> Extracted data entries:
◇ ◇ ◇
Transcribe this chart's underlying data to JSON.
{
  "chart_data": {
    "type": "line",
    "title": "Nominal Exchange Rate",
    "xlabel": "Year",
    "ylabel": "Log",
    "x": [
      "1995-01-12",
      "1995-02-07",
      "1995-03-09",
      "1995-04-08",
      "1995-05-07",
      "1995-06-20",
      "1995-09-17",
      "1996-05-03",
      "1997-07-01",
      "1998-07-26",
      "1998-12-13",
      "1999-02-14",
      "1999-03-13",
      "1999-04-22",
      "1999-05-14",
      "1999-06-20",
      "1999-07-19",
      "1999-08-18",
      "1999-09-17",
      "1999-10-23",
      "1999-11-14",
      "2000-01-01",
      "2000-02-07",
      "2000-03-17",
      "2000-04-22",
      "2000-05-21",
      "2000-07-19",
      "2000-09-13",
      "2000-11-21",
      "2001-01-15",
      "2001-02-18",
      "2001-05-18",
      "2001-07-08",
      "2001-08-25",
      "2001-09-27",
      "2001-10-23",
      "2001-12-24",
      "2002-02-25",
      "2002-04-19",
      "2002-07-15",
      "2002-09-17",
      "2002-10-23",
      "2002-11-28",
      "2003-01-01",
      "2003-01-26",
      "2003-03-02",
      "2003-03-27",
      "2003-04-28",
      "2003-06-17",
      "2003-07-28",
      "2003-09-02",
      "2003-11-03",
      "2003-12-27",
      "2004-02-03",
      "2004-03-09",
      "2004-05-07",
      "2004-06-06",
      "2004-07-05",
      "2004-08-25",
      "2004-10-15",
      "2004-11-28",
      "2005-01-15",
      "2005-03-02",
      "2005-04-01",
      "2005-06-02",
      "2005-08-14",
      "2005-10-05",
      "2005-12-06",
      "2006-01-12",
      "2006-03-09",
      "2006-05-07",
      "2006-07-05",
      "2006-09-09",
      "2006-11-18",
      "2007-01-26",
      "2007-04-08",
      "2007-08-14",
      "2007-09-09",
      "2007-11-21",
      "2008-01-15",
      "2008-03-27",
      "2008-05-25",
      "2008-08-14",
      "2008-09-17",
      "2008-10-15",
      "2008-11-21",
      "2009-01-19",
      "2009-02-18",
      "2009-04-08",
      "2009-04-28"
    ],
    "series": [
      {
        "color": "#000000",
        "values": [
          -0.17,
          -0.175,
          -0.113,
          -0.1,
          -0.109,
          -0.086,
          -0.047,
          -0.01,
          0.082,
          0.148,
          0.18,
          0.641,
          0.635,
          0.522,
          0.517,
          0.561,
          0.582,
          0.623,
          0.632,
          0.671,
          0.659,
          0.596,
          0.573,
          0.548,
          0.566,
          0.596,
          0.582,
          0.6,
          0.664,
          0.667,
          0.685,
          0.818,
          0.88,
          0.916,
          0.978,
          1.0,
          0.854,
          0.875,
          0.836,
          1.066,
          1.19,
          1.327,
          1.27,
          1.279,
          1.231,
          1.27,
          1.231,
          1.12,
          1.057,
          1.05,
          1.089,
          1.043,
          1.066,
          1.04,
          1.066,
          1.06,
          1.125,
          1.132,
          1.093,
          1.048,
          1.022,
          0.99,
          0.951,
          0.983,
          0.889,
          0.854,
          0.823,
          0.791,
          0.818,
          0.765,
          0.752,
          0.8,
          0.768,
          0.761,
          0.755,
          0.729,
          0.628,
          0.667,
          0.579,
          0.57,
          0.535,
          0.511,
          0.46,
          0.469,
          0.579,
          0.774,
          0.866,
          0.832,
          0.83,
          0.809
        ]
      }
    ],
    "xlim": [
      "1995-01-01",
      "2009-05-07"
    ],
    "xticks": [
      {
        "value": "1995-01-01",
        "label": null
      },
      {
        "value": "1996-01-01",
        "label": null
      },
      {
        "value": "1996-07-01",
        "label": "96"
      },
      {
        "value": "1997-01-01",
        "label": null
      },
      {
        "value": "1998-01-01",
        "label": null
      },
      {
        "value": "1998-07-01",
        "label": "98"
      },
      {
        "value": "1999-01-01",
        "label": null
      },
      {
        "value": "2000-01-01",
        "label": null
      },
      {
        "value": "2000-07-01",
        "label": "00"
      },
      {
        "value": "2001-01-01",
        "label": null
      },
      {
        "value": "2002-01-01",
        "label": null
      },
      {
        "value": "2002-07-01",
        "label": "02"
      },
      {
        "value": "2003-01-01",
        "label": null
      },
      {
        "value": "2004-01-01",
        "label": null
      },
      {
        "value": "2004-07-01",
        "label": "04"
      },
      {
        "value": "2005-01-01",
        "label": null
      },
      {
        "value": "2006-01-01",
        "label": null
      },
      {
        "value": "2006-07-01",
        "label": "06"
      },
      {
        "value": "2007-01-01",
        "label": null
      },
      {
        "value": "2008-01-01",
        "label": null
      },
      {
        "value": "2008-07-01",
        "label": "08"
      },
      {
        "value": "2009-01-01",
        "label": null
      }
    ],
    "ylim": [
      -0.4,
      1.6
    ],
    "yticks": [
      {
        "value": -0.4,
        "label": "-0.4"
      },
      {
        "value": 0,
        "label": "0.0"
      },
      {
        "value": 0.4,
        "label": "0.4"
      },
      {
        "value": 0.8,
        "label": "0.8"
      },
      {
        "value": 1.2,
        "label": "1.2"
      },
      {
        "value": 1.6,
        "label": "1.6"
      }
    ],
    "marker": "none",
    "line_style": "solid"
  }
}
◇ ◇ ◇
> Exercise aim:
Exactly as they are written, print the entries again.

> Response for this exercise:
Transcribe this chart's underlying data to JSON.
{
  "chart_data": {
    "type": "line",
    "title": "Nominal Exchange Rate",
    "xlabel": "Year",
    "ylabel": "Log",
    "x": [
      "1995-01-12",
      "1995-02-07",
      "1995-03-09",
      "1995-04-08",
      "1995-05-07",
      "1995-06-20",
      "1995-09-17",
      "1996-05-03",
      "1997-07-01",
      "1998-07-26",
      "1998-12-13",
      "1999-02-14",
      "1999-03-13",
      "1999-04-22",
      "1999-05-14",
      "1999-06-20",
      "1999-07-19",
      "1999-08-18",
      "1999-09-17",
      "1999-10-23",
      "1999-11-14",
      "2000-01-01",
      "2000-02-07",
      "2000-03-17",
      "2000-04-22",
      "2000-05-21",
      "2000-07-19",
      "2000-09-13",
      "2000-11-21",
      "2001-01-15",
      "2001-02-18",
      "2001-05-18",
      "2001-07-08",
      "2001-08-25",
      "2001-09-27",
      "2001-10-23",
      "2001-12-24",
      "2002-02-25",
      "2002-04-19",
      "2002-07-15",
      "2002-09-17",
      "2002-10-23",
      "2002-11-28",
      "2003-01-01",
      "2003-01-26",
      "2003-03-02",
      "2003-03-27",
      "2003-04-28",
      "2003-06-17",
      "2003-07-28",
      "2003-09-02",
      "2003-11-03",
      "2003-12-27",
      "2004-02-03",
      "2004-03-09",
      "2004-05-07",
      "2004-06-06",
      "2004-07-05",
      "2004-08-25",
      "2004-10-15",
      "2004-11-28",
      "2005-01-15",
      "2005-03-02",
      "2005-04-01",
      "2005-06-02",
      "2005-08-14",
      "2005-10-05",
      "2005-12-06",
      "2006-01-12",
      "2006-03-09",
      "2006-05-07",
      "2006-07-05",
      "2006-09-09",
      "2006-11-18",
      "2007-01-26",
      "2007-04-08",
      "2007-08-14",
      "2007-09-09",
      "2007-11-21",
      "2008-01-15",
      "2008-03-27",
      "2008-05-25",
      "2008-08-14",
      "2008-09-17",
      "2008-10-15",
      "2008-11-21",
      "2009-01-19",
      "2009-02-18",
      "2009-04-08",
      "2009-04-28"
    ],
    "series": [
      {
        "color": "#000000",
        "values": [
          -0.17,
          -0.175,
          -0.113,
          -0.1,
          -0.109,
          -0.086,
          -0.047,
          -0.01,
          0.082,
          0.148,
          0.18,
          0.641,
          0.635,
          0.522,
          0.517,
          0.561,
          0.582,
          0.623,
          0.632,
          0.671,
          0.659,
          0.596,
          0.573,
          0.548,
          0.566,
          0.596,
          0.582,
          0.6,
          0.664,
          0.667,
          0.685,
          0.818,
          0.88,
          0.916,
          0.978,
          1.0,
          0.854,
          0.875,
          0.836,
          1.066,
          1.19,
          1.327,
          1.27,
          1.279,
          1.231,
          1.27,
          1.231,
          1.12,
          1.057,
          1.05,
          1.089,
          1.043,
          1.066,
          1.04,
          1.066,
          1.06,
          1.125,
          1.132,
          1.093,
          1.048,
          1.022,
          0.99,
          0.951,
          0.983,
          0.889,
          0.854,
          0.823,
          0.791,
          0.818,
          0.765,
          0.752,
          0.8,
          0.768,
          0.761,
          0.755,
          0.729,
          0.628,
          0.667,
          0.579,
          0.57,
          0.535,
          0.511,
          0.46,
          0.469,
          0.579,
          0.774,
          0.866,
          0.832,
          0.83,
          0.809
        ]
      }
    ],
    "xlim": [
      "1995-01-01",
      "2009-05-07"
    ],
    "xticks": [
      {
        "value": "1995-01-01",
        "label": null
      },
      {
        "value": "1996-01-01",
        "label": null
      },
      {
        "value": "1996-07-01",
        "label": "96"
      },
      {
        "value": "1997-01-01",
        "label": null
      },
      {
        "value": "1998-01-01",
        "label": null
      },
      {
        "value": "1998-07-01",
        "label": "98"
      },
      {
        "value": "1999-01-01",
        "label": null
      },
      {
        "value": "2000-01-01",
        "label": null
      },
      {
        "value": "2000-07-01",
        "label": "00"
      },
      {
        "value": "2001-01-01",
        "label": null
      },
      {
        "value": "2002-01-01",
        "label": null
      },
      {
        "value": "2002-07-01",
        "label": "02"
      },
      {
        "value": "2003-01-01",
        "label": null
      },
      {
        "value": "2004-01-01",
        "label": null
      },
      {
        "value": "2004-07-01",
        "label": "04"
      },
      {
        "value": "2005-01-01",
        "label": null
      },
      {
        "value": "2006-01-01",
        "label": null
      },
      {
        "value": "2006-07-01",
        "label": "06"
      },
      {
        "value": "2007-01-01",
        "label": null
      },
      {
        "value": "2008-01-01",
        "label": null
      },
      {
        "value": "2008-07-01",
        "label": "08"
      },
      {
        "value": "2009-01-01",
        "label": null
      }
    ],
    "ylim": [
      -0.4,
      1.6
    ],
    "yticks": [
      {
        "value": -0.4,
        "label": "-0.4"
      },
      {
        "value": 0,
        "label": "0.0"
      },
      {
        "value": 0.4,
        "label": "0.4"
      },
      {
        "value": 0.8,
        "label": "0.8"
      },
      {
        "value": 1.2,
        "label": "1.2"
      },
      {
        "value": 1.6,
        "label": "1.6"
      }
    ],
    "marker": "none",
    "line_style": "solid"
  }
}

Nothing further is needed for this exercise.